======== DATA FOR THE TASK

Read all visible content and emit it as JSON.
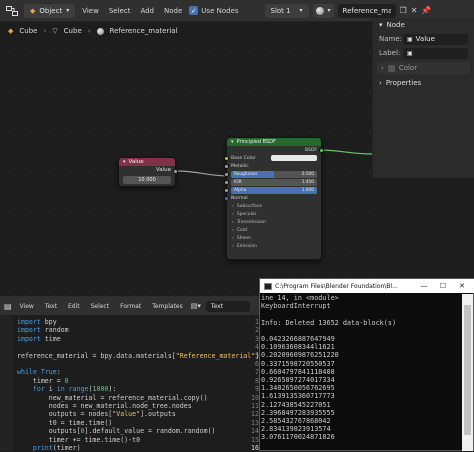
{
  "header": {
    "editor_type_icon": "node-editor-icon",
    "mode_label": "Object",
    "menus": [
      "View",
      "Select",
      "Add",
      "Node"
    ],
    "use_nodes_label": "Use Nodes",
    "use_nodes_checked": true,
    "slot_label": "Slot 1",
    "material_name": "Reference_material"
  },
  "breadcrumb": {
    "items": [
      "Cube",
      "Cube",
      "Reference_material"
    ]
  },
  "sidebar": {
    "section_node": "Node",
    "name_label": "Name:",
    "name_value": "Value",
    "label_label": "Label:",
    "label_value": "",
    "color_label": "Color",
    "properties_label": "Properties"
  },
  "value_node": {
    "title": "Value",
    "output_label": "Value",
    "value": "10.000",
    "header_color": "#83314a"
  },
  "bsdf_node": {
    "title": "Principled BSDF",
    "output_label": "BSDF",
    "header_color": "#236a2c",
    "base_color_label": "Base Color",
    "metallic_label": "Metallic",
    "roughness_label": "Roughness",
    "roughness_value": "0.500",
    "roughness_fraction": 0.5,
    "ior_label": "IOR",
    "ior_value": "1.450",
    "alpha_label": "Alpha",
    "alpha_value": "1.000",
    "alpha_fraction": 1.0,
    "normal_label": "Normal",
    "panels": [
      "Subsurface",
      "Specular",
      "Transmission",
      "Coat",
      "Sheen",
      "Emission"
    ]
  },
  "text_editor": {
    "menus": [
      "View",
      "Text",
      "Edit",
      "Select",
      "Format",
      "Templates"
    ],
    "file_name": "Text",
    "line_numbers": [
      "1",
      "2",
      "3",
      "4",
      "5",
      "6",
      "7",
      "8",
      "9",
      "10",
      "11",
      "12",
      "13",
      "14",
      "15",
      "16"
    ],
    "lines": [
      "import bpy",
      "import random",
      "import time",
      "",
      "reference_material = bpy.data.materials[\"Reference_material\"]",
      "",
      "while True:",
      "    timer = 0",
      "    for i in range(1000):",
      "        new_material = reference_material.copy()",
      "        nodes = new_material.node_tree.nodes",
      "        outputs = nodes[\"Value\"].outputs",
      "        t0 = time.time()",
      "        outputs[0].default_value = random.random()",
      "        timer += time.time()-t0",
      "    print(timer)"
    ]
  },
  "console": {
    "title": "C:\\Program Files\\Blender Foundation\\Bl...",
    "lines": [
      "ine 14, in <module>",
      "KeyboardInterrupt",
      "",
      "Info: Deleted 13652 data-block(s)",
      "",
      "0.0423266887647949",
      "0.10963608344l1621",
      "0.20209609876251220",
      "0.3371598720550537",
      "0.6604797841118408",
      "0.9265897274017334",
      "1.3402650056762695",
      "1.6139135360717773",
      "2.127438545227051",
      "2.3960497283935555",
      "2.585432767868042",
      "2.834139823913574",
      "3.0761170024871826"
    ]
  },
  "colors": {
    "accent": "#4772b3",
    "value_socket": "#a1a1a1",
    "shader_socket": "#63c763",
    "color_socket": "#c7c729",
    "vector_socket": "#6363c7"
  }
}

================
======== DATA FOR THE TASK

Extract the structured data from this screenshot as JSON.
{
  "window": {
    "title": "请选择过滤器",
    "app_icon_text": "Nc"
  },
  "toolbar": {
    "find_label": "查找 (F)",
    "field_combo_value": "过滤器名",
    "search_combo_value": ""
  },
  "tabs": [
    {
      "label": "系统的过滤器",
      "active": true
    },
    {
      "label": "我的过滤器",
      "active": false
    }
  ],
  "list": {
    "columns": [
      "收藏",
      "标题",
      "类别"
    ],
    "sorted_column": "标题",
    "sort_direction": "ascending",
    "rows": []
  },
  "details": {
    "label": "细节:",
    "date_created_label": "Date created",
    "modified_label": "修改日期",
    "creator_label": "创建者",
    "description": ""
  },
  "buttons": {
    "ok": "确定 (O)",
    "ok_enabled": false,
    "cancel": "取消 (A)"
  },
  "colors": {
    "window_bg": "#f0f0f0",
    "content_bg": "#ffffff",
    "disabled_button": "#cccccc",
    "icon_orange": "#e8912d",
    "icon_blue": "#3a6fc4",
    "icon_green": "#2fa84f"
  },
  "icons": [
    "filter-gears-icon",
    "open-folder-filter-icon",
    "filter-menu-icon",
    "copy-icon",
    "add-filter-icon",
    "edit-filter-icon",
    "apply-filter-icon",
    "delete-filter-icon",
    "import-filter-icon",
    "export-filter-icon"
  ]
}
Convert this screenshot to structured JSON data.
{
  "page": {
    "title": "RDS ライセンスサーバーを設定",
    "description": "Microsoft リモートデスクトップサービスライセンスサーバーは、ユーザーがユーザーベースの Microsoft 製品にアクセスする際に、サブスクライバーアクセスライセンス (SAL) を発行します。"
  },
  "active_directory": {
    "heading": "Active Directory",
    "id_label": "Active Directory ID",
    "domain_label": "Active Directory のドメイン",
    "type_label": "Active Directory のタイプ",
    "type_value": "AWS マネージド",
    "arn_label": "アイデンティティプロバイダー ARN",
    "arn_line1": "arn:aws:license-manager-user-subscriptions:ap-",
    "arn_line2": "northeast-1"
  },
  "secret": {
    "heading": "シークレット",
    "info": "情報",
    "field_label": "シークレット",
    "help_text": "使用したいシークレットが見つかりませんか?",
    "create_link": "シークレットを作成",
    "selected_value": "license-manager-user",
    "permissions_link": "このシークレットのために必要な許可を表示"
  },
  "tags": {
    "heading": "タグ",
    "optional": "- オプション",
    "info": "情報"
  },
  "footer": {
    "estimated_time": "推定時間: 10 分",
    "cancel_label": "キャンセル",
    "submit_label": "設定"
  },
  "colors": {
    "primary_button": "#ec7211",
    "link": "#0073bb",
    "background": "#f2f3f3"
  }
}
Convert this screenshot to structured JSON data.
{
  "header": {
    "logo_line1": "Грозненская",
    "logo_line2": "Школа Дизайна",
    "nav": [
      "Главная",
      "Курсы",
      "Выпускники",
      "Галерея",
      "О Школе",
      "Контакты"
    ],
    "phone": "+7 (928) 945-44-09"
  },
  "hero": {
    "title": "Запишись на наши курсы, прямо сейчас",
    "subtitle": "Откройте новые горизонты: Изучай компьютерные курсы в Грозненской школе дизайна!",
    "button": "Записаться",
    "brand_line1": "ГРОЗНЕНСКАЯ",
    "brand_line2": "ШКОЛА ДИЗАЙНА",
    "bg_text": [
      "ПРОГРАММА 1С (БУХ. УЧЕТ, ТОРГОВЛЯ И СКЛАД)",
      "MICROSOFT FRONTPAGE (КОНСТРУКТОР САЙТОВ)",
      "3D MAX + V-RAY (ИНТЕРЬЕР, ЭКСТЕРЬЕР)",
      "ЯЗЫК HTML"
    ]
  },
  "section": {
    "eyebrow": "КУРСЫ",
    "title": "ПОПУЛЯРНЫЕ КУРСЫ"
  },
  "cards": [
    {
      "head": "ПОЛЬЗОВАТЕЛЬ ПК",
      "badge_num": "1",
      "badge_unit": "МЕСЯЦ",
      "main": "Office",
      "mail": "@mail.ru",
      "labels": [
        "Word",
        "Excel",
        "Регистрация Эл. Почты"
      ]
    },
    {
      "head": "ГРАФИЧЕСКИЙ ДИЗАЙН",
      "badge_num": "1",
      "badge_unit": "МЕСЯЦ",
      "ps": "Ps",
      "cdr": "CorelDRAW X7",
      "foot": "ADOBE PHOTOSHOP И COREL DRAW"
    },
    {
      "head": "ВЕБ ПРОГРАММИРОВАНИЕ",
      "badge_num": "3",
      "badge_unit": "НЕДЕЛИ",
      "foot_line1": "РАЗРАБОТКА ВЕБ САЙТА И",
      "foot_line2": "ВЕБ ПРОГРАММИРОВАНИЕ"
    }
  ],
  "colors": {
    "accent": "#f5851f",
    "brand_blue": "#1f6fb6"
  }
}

================

* EXERCISE PROMPT *
In the data above, how many lines contain the string "license"? Answer with the number only.

* WRITTEN SOLUTION *
2